Tally the lines in the listing below that contain "change" and report the tally alone.

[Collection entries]
'''

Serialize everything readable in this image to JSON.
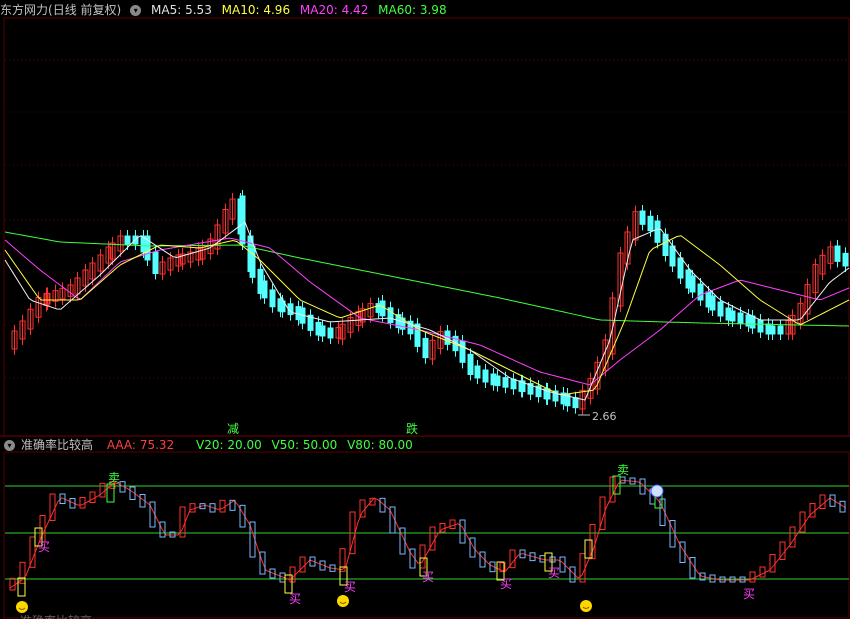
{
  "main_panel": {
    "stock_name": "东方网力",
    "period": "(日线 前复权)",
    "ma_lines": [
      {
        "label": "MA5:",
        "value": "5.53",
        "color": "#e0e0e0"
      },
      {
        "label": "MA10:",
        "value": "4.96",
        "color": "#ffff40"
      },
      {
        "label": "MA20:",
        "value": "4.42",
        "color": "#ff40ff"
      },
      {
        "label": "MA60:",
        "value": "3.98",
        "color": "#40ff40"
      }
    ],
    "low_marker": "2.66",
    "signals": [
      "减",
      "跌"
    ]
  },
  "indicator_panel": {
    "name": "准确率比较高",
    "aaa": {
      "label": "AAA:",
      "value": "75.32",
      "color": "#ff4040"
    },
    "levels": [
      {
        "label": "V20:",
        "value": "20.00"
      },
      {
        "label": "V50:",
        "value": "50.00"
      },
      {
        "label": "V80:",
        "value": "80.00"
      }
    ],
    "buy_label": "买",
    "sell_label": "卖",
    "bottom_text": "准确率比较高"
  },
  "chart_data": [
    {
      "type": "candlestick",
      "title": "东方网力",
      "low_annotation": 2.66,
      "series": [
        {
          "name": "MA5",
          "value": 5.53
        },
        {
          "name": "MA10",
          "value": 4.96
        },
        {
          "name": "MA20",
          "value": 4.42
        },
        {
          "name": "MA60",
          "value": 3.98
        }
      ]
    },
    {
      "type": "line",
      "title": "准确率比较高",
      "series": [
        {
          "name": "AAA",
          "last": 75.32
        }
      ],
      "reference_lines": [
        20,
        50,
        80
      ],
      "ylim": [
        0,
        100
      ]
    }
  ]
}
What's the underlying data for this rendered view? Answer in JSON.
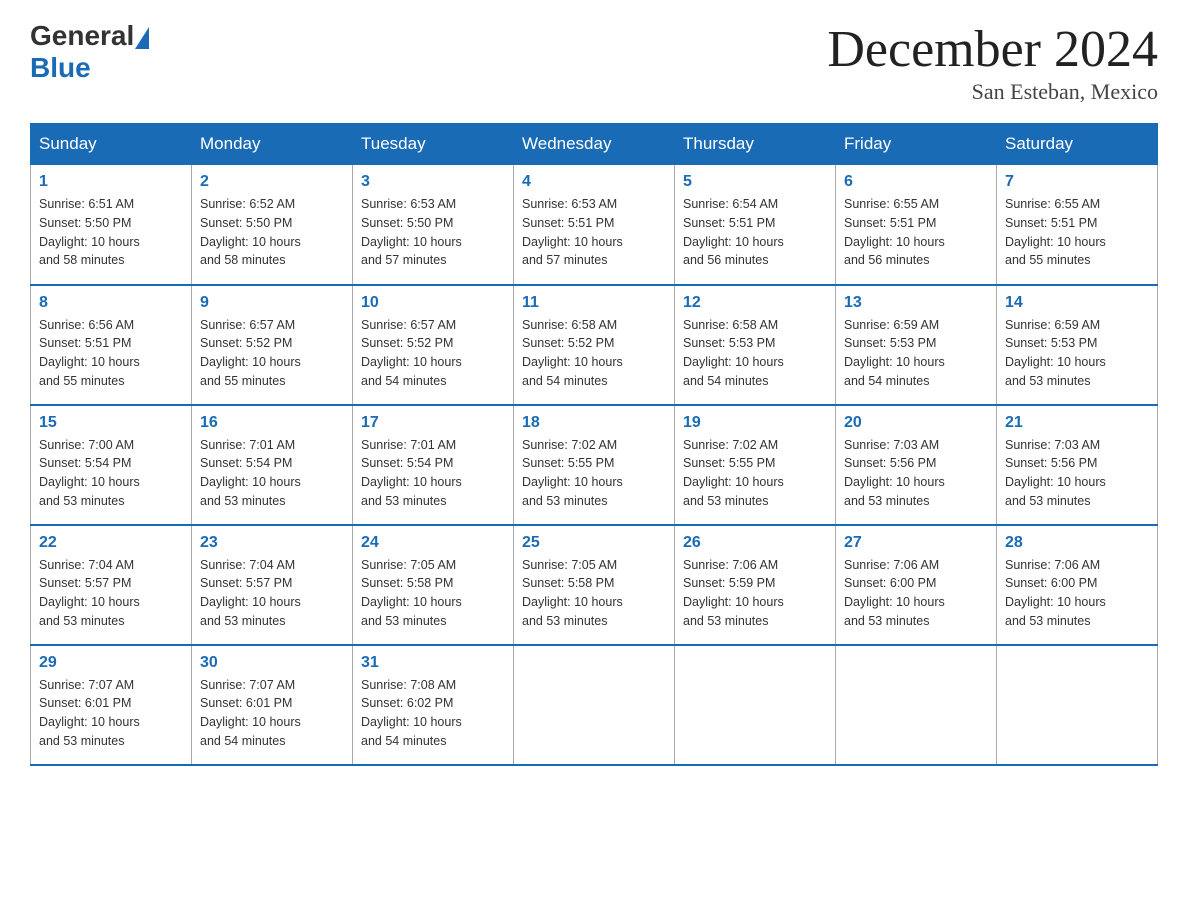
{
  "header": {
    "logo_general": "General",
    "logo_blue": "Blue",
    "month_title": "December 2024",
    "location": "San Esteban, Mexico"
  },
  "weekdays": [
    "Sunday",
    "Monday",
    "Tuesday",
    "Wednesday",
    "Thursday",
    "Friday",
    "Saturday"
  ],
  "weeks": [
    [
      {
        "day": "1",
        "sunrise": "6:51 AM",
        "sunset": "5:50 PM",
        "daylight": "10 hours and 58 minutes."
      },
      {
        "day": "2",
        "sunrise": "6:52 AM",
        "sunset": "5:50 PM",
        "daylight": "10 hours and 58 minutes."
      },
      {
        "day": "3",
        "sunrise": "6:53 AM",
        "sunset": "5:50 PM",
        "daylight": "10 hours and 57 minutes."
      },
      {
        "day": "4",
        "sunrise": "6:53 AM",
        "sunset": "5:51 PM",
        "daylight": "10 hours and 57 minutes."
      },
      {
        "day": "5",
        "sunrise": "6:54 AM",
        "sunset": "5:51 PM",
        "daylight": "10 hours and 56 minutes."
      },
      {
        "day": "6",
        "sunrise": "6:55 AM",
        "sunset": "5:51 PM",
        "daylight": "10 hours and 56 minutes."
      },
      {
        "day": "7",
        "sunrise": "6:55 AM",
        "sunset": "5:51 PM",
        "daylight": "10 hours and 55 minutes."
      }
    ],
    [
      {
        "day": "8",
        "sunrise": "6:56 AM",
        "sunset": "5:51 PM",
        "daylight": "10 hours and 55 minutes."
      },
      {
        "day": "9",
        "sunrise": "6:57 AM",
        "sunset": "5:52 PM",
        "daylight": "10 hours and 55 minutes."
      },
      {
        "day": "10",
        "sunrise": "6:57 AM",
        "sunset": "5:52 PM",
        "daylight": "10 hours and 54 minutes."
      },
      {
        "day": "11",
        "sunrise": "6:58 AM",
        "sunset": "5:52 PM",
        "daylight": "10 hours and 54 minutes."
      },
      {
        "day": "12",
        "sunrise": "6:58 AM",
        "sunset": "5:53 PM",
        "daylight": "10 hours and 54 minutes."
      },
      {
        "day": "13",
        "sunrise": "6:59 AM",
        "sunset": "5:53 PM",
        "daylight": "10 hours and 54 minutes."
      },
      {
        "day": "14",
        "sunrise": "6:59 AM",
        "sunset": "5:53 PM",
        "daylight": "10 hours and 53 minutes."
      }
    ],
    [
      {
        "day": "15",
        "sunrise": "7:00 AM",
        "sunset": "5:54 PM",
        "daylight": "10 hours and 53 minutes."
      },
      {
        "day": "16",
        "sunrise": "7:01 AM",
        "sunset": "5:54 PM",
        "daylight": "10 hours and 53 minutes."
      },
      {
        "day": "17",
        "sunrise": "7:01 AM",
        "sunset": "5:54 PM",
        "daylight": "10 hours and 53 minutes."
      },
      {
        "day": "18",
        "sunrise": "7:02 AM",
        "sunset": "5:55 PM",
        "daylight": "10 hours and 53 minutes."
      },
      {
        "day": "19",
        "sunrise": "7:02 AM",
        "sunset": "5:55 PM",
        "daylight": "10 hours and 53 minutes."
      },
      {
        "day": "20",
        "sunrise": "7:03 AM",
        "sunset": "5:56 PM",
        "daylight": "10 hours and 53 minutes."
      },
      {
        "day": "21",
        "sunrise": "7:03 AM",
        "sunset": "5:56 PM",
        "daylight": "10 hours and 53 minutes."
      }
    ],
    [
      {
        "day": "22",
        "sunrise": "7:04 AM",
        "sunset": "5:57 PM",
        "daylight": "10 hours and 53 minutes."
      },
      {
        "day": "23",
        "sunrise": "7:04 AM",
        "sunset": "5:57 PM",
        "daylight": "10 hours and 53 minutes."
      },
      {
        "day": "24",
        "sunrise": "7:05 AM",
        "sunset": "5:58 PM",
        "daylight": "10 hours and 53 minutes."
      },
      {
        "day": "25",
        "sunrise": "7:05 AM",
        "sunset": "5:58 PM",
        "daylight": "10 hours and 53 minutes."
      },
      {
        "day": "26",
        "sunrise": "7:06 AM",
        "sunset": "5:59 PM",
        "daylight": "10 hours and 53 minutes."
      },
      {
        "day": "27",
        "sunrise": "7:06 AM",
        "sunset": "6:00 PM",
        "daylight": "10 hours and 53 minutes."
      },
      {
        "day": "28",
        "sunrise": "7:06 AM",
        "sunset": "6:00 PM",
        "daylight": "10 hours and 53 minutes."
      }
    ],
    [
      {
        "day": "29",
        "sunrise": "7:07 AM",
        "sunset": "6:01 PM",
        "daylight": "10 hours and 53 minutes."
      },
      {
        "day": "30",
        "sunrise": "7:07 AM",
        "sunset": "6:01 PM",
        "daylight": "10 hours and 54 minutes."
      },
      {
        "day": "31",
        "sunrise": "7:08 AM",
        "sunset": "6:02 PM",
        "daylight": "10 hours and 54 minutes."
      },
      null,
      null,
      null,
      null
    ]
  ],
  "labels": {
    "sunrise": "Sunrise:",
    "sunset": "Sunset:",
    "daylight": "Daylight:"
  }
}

'''
'''

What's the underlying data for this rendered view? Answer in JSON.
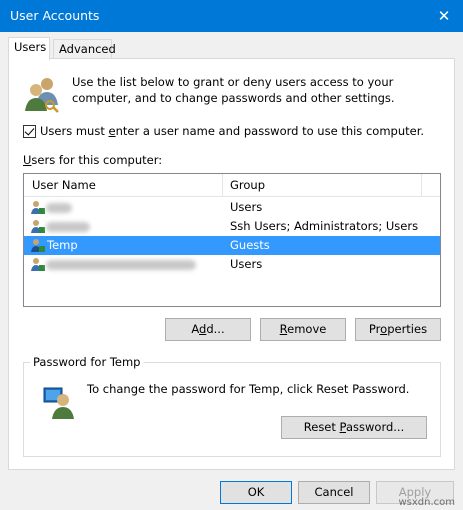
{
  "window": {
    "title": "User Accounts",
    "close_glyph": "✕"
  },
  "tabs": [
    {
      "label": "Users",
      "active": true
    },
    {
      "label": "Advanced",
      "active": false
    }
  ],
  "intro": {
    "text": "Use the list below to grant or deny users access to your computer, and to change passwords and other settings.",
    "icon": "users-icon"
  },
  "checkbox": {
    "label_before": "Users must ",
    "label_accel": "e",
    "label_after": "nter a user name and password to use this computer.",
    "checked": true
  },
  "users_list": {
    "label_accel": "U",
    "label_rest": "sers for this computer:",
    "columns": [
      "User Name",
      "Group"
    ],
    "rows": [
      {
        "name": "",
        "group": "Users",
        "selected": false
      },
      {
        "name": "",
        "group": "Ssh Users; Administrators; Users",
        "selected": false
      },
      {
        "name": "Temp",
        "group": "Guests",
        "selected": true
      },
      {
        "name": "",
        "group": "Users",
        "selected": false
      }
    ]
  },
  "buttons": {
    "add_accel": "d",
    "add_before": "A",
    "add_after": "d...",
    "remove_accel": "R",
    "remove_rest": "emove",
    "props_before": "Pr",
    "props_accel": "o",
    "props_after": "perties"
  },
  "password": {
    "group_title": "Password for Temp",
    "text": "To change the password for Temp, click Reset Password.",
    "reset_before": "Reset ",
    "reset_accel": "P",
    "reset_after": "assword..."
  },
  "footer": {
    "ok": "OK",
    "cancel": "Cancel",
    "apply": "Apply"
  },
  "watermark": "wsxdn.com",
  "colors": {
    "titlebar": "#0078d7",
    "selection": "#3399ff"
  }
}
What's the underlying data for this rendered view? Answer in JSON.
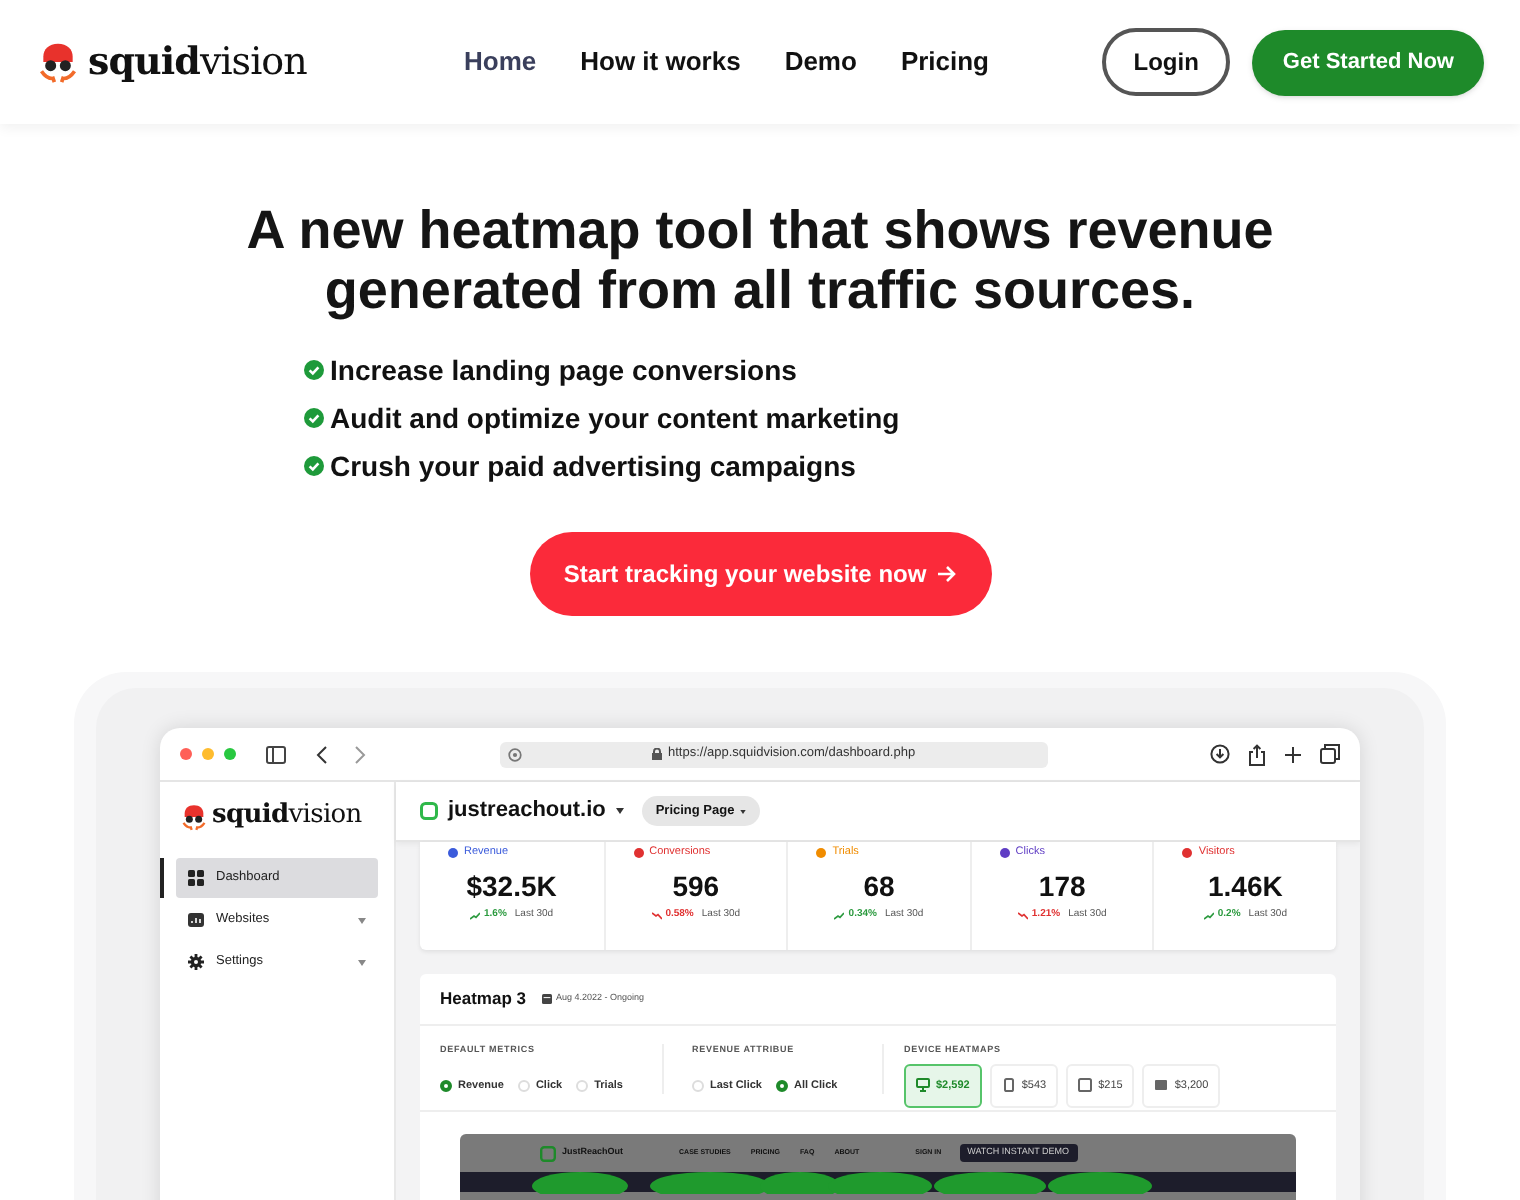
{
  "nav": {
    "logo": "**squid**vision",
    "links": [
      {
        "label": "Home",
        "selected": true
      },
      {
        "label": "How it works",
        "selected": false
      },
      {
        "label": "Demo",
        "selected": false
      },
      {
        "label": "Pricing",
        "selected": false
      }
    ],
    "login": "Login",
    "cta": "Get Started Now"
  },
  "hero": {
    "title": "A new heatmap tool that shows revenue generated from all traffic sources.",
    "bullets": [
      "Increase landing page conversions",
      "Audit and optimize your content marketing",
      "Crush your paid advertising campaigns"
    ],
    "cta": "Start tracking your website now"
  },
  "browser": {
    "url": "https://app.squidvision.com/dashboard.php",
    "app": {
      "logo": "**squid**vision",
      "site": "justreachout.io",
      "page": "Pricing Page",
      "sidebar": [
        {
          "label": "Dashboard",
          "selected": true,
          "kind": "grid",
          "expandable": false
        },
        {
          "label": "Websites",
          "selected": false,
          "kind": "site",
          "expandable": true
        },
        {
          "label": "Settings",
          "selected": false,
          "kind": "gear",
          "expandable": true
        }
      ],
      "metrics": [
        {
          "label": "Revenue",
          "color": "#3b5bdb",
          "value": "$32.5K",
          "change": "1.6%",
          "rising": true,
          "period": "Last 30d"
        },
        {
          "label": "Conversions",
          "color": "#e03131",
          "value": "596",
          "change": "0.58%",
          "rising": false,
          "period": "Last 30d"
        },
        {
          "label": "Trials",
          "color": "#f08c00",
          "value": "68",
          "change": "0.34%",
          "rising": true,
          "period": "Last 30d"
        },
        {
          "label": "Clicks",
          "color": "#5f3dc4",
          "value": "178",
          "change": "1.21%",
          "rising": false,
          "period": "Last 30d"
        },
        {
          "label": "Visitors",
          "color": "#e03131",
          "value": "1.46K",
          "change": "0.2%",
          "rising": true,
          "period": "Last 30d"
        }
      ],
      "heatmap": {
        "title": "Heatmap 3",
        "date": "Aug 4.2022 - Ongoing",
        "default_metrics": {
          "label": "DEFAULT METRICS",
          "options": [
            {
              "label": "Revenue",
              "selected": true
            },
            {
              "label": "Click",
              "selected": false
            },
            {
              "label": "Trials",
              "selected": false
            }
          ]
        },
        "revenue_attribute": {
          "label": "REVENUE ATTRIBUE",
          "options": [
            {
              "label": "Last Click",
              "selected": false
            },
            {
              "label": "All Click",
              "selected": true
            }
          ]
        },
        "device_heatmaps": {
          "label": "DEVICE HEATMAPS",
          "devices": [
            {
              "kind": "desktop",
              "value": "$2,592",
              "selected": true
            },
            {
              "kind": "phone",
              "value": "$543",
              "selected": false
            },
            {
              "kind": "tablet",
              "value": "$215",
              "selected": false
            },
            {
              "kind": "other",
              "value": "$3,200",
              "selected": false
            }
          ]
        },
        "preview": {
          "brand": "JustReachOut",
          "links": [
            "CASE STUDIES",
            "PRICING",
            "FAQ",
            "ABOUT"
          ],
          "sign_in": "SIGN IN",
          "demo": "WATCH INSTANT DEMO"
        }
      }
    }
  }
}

'''

Reply to the task. 7